[START OF Source material]

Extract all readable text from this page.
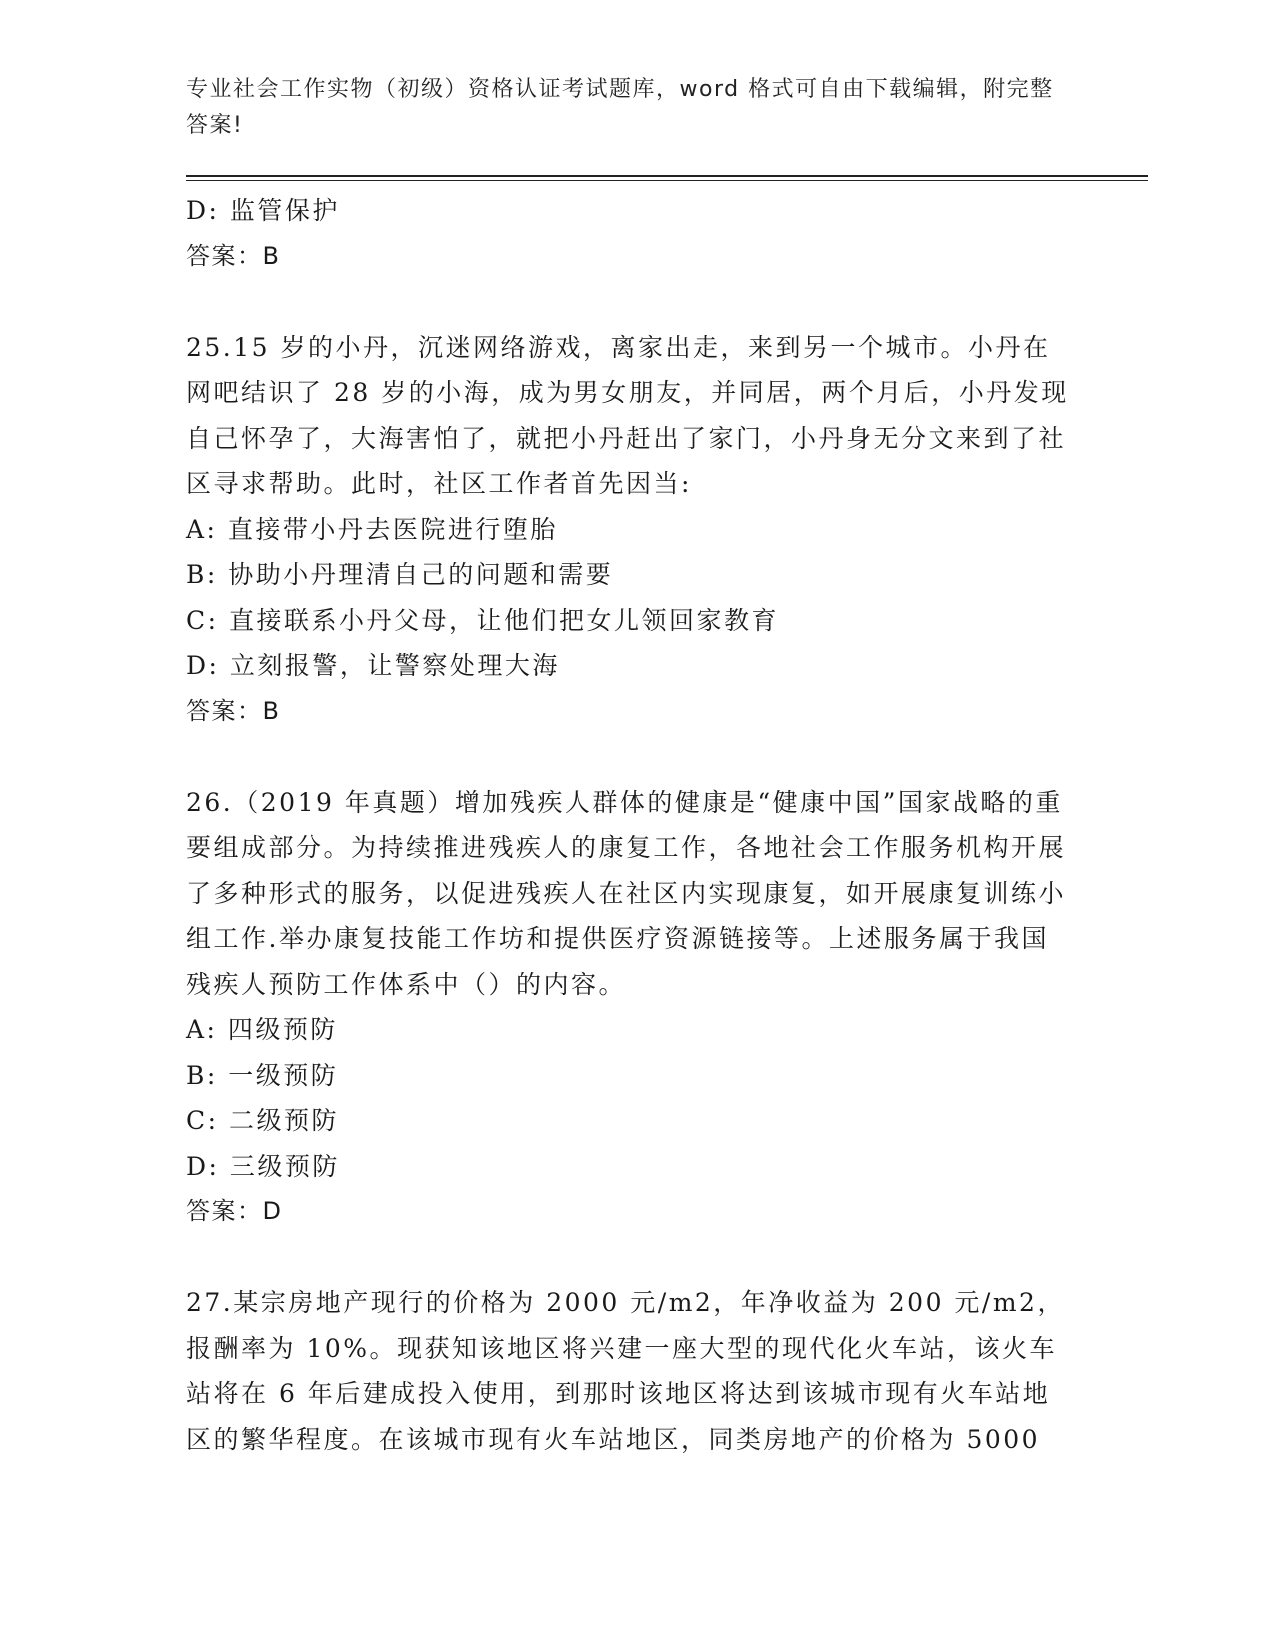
专业社会工作实物（初级）资格认证考试题库，word 格式可自由下载编辑，附完整答案!
D: 监管保护
答案：B
25.15 岁的小丹，沉迷网络游戏，离家出走，来到另一个城市。小丹在网吧结识了 28 岁的小海，成为男女朋友，并同居，两个月后，小丹发现自己怀孕了，大海害怕了，就把小丹赶出了家门，小丹身无分文来到了社区寻求帮助。此时，社区工作者首先因当:
A: 直接带小丹去医院进行堕胎
B: 协助小丹理清自己的问题和需要
C: 直接联系小丹父母，让他们把女儿领回家教育
D: 立刻报警，让警察处理大海
答案：B
26.（2019 年真题）增加残疾人群体的健康是“健康中国”国家战略的重要组成部分。为持续推进残疾人的康复工作，各地社会工作服务机构开展了多种形式的服务，以促进残疾人在社区内实现康复，如开展康复训练小组工作.举办康复技能工作坊和提供医疗资源链接等。上述服务属于我国残疾人预防工作体系中（）的内容。
A: 四级预防
B: 一级预防
C: 二级预防
D: 三级预防
答案：D
27.某宗房地产现行的价格为 2000 元/m2，年净收益为 200 元/m2，报酬率为 10%。现获知该地区将兴建一座大型的现代化火车站，该火车站将在 6 年后建成投入使用，到那时该地区将达到该城市现有火车站地区的繁华程度。在该城市现有火车站地区，同类房地产的价格为 5000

[END OF Source material]

Every line above should be repeated exactly; pictures stay out of the copy.

» Answer to this exercise:
Extract all readable text from this page.
专业社会工作实物（初级）资格认证考试题库，word 格式可自由下载编辑，附完整答案!
D: 监管保护
答案：B
25.15 岁的小丹，沉迷网络游戏，离家出走，来到另一个城市。小丹在网吧结识了 28 岁的小海，成为男女朋友，并同居，两个月后，小丹发现自己怀孕了，大海害怕了，就把小丹赶出了家门，小丹身无分文来到了社区寻求帮助。此时，社区工作者首先因当:
A: 直接带小丹去医院进行堕胎
B: 协助小丹理清自己的问题和需要
C: 直接联系小丹父母，让他们把女儿领回家教育
D: 立刻报警，让警察处理大海
答案：B
26.（2019 年真题）增加残疾人群体的健康是“健康中国”国家战略的重要组成部分。为持续推进残疾人的康复工作，各地社会工作服务机构开展了多种形式的服务，以促进残疾人在社区内实现康复，如开展康复训练小组工作.举办康复技能工作坊和提供医疗资源链接等。上述服务属于我国残疾人预防工作体系中（）的内容。
A: 四级预防
B: 一级预防
C: 二级预防
D: 三级预防
答案：D
27.某宗房地产现行的价格为 2000 元/m2，年净收益为 200 元/m2，报酬率为 10%。现获知该地区将兴建一座大型的现代化火车站，该火车站将在 6 年后建成投入使用，到那时该地区将达到该城市现有火车站地区的繁华程度。在该城市现有火车站地区，同类房地产的价格为 5000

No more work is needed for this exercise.